--- ROWS ---

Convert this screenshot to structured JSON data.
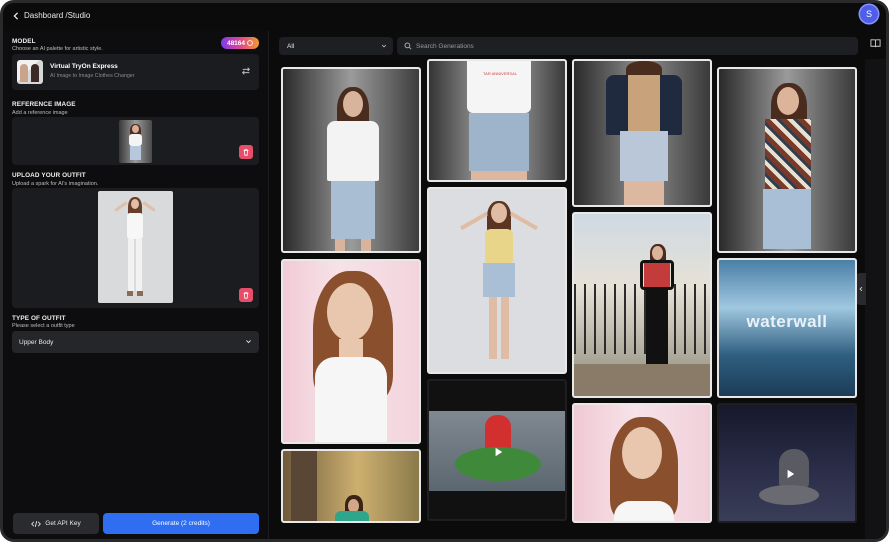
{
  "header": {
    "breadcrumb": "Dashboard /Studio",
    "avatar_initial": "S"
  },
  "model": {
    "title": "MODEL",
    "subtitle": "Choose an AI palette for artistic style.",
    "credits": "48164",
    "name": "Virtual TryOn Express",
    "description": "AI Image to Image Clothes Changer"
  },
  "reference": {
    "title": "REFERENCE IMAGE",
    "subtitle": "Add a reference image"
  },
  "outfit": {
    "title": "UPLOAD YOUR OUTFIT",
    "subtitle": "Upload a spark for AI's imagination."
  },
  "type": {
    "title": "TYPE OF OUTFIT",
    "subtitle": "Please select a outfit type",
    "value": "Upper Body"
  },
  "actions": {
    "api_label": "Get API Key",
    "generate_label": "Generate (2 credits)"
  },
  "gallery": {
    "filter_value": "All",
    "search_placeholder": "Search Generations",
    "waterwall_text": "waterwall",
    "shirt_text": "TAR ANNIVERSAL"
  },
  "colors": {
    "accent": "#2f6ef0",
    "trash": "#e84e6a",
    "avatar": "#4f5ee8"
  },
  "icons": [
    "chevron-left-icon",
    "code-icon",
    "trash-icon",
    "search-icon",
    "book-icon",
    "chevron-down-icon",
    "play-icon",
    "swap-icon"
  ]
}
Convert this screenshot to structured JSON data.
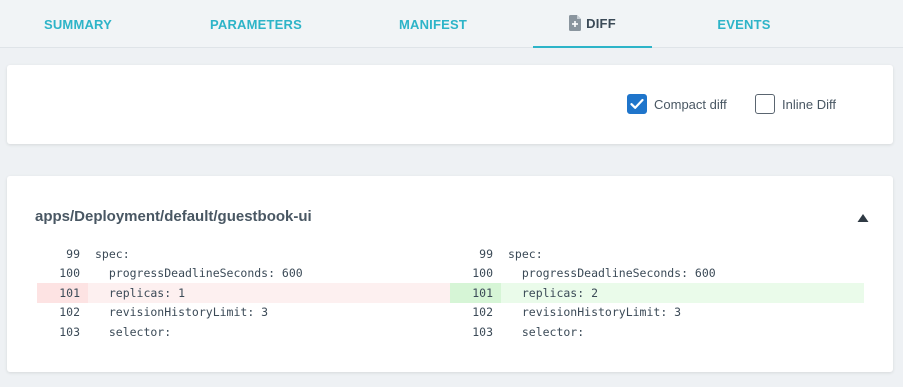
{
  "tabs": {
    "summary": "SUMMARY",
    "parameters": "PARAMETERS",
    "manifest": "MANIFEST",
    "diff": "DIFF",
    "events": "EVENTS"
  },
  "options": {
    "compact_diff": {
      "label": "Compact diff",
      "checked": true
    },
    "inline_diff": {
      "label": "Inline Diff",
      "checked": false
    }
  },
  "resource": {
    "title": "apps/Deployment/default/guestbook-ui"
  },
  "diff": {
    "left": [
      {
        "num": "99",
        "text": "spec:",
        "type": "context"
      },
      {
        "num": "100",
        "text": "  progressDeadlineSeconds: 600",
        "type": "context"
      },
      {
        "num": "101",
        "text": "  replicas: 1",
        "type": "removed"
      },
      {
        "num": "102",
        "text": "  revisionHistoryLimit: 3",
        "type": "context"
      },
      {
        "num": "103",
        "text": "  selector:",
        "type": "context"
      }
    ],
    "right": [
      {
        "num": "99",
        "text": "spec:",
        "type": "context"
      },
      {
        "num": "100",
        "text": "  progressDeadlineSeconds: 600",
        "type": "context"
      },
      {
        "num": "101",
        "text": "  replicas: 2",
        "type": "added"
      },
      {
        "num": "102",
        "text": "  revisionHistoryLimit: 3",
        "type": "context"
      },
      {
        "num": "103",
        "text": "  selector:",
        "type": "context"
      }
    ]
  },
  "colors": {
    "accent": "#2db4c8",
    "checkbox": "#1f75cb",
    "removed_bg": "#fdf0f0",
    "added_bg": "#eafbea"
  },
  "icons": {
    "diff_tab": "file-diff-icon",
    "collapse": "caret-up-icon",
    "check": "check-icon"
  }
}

---

◆ **TASK OBJECTIVE**:
A faithful copy of the records above is needed, with the pictures left out.

◆ **FINISHED TASK**:
Convert this screenshot to structured JSON data.
{
  "header": {
    "breadcrumb": "Dashboard /Studio",
    "avatar_initial": "S"
  },
  "model": {
    "title": "MODEL",
    "subtitle": "Choose an AI palette for artistic style.",
    "credits": "48164",
    "name": "Virtual TryOn Express",
    "description": "AI Image to Image Clothes Changer"
  },
  "reference": {
    "title": "REFERENCE IMAGE",
    "subtitle": "Add a reference image"
  },
  "outfit": {
    "title": "UPLOAD YOUR OUTFIT",
    "subtitle": "Upload a spark for AI's imagination."
  },
  "type": {
    "title": "TYPE OF OUTFIT",
    "subtitle": "Please select a outfit type",
    "value": "Upper Body"
  },
  "actions": {
    "api_label": "Get API Key",
    "generate_label": "Generate (2 credits)"
  },
  "gallery": {
    "filter_value": "All",
    "search_placeholder": "Search Generations",
    "waterwall_text": "waterwall",
    "shirt_text": "TAR ANNIVERSAL"
  },
  "colors": {
    "accent": "#2f6ef0",
    "trash": "#e84e6a",
    "avatar": "#4f5ee8"
  },
  "icons": [
    "chevron-left-icon",
    "code-icon",
    "trash-icon",
    "search-icon",
    "book-icon",
    "chevron-down-icon",
    "play-icon",
    "swap-icon"
  ]
}
Convert this screenshot to structured JSON data.
{
  "tabs": {
    "summary": "SUMMARY",
    "parameters": "PARAMETERS",
    "manifest": "MANIFEST",
    "diff": "DIFF",
    "events": "EVENTS"
  },
  "options": {
    "compact_diff": {
      "label": "Compact diff",
      "checked": true
    },
    "inline_diff": {
      "label": "Inline Diff",
      "checked": false
    }
  },
  "resource": {
    "title": "apps/Deployment/default/guestbook-ui"
  },
  "diff": {
    "left": [
      {
        "num": "99",
        "text": "spec:",
        "type": "context"
      },
      {
        "num": "100",
        "text": "  progressDeadlineSeconds: 600",
        "type": "context"
      },
      {
        "num": "101",
        "text": "  replicas: 1",
        "type": "removed"
      },
      {
        "num": "102",
        "text": "  revisionHistoryLimit: 3",
        "type": "context"
      },
      {
        "num": "103",
        "text": "  selector:",
        "type": "context"
      }
    ],
    "right": [
      {
        "num": "99",
        "text": "spec:",
        "type": "context"
      },
      {
        "num": "100",
        "text": "  progressDeadlineSeconds: 600",
        "type": "context"
      },
      {
        "num": "101",
        "text": "  replicas: 2",
        "type": "added"
      },
      {
        "num": "102",
        "text": "  revisionHistoryLimit: 3",
        "type": "context"
      },
      {
        "num": "103",
        "text": "  selector:",
        "type": "context"
      }
    ]
  },
  "colors": {
    "accent": "#2db4c8",
    "checkbox": "#1f75cb",
    "removed_bg": "#fdf0f0",
    "added_bg": "#eafbea"
  },
  "icons": {
    "diff_tab": "file-diff-icon",
    "collapse": "caret-up-icon",
    "check": "check-icon"
  }
}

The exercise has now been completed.